## Written task
Scan the data below for the string "Lyon". Copy every line where it appears.

Stored records:
================================

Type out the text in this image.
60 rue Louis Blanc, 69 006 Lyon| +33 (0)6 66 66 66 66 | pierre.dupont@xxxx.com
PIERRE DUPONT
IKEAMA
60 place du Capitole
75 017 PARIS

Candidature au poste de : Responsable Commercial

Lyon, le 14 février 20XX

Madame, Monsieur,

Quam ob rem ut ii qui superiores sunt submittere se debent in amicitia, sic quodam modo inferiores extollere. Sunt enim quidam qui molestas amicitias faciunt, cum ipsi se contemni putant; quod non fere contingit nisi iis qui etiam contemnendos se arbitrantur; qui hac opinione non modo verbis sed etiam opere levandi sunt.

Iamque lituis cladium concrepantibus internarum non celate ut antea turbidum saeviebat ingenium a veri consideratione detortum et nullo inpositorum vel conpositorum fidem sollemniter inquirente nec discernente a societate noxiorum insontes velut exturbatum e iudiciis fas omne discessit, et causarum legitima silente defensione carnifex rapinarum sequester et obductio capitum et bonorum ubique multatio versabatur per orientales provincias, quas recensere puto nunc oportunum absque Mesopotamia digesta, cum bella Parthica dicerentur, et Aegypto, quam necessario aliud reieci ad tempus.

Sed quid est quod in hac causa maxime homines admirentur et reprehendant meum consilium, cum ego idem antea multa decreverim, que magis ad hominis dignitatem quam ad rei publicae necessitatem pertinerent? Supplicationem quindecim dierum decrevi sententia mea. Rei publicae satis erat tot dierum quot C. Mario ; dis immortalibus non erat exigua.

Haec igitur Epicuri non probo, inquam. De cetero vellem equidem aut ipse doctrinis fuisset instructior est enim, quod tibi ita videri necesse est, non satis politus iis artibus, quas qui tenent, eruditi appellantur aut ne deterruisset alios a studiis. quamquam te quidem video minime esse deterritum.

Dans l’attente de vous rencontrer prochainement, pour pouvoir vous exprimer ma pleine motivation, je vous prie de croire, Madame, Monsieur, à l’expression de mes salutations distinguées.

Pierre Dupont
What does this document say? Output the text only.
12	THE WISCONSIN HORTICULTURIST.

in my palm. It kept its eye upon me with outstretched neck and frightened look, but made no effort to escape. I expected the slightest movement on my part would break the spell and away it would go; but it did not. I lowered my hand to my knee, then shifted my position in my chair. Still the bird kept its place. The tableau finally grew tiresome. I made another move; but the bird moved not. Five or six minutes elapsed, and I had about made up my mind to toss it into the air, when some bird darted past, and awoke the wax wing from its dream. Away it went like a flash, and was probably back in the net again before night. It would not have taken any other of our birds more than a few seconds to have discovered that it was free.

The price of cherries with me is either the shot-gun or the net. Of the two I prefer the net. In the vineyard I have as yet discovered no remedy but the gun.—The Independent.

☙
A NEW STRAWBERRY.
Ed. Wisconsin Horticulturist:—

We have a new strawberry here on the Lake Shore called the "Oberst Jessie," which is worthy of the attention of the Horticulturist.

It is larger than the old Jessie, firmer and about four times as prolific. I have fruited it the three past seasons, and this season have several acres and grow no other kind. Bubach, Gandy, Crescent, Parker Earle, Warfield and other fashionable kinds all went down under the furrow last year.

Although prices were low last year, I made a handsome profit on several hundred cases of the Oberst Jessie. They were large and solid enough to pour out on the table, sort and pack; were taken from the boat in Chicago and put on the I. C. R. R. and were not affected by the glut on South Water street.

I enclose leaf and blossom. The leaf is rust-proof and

================================

## Solution for this task
60 rue Louis Blanc, 69 006 Lyon| +33 (0)6 66 66 66 66 | pierre.dupont@xxxx.com
Lyon, le 14 février 20XX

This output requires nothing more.